[start RECORDED INFORMATION]

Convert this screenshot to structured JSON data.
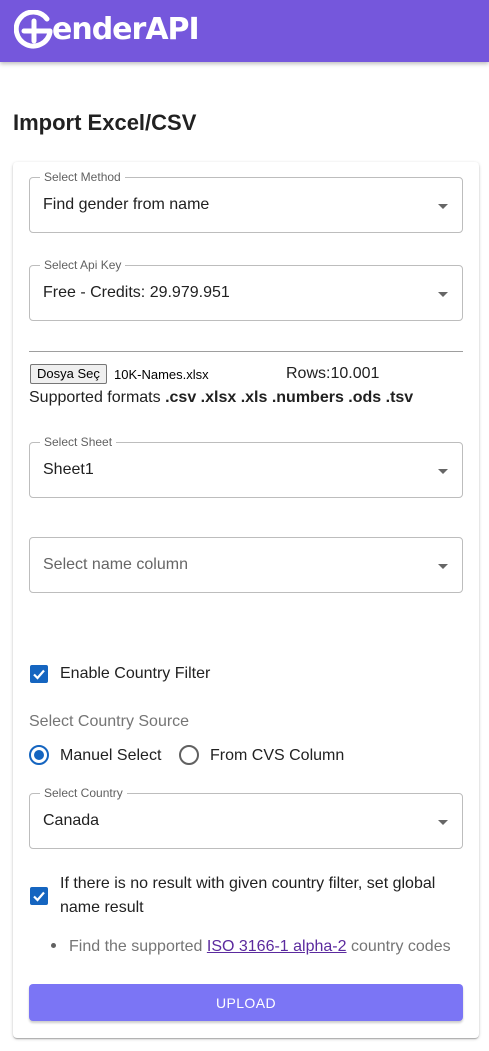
{
  "header": {
    "logo_text": "enderAPI"
  },
  "page": {
    "title": "Import Excel/CSV"
  },
  "method": {
    "legend": "Select Method",
    "value": "Find gender from name"
  },
  "api_key": {
    "legend": "Select Api Key",
    "value": "Free - Credits: 29.979.951"
  },
  "file": {
    "button_label": "Dosya Seç",
    "file_name": "10K-Names.xlsx",
    "rows": "Rows:10.001",
    "formats_prefix": "Supported formats",
    "formats_list": ".csv .xlsx .xls .numbers .ods .tsv"
  },
  "sheet": {
    "legend": "Select Sheet",
    "value": "Sheet1"
  },
  "name_column": {
    "placeholder": "Select name column"
  },
  "country_filter": {
    "label": "Enable Country Filter",
    "checked": true
  },
  "country_source": {
    "label": "Select Country Source",
    "options": [
      {
        "label": "Manuel Select",
        "selected": true
      },
      {
        "label": "From CVS Column",
        "selected": false
      }
    ]
  },
  "country": {
    "legend": "Select Country",
    "value": "Canada"
  },
  "global_fallback": {
    "label": "If there is no result with given country filter, set global name result",
    "checked": true
  },
  "note": {
    "prefix": "Find the supported",
    "link": "ISO 3166-1 alpha-2",
    "suffix": "country codes"
  },
  "upload": {
    "label": "UPLOAD"
  },
  "colors": {
    "header": "#7557dc",
    "primary": "#1565c0",
    "upload": "#7b75f5",
    "link": "#5b2a9e"
  }
}
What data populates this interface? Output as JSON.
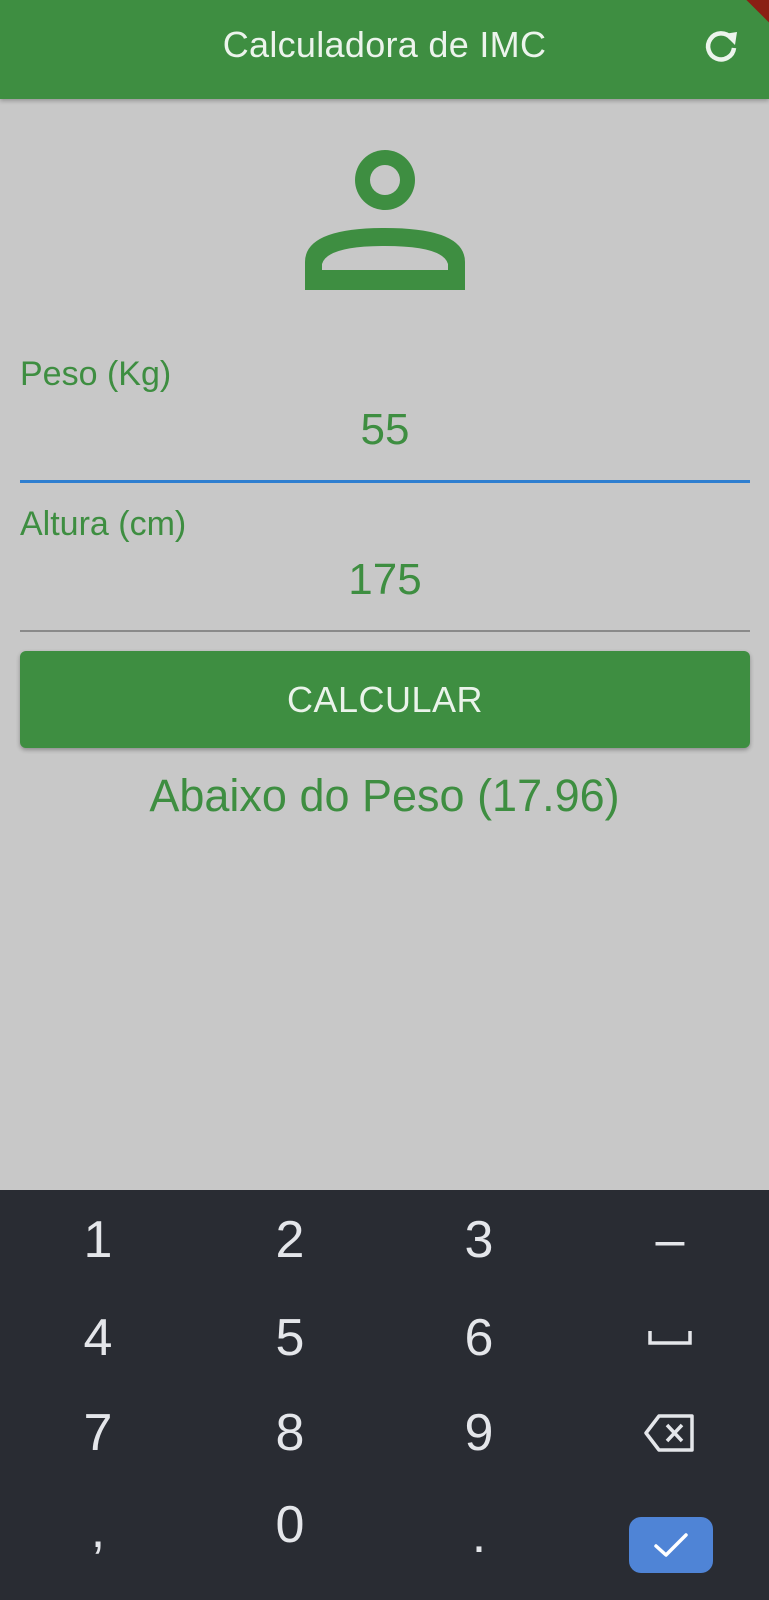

[end RECORDED INFORMATION]

### GIVEN INSTRUCTION:
From the data above, show each line that contains "xlsx".

### RESPONSE FOR THIS EXERCISE:
    "file_name": "10K-Names.xlsx",
    "formats_list": ".csv .xlsx .xls .numbers .ods .tsv"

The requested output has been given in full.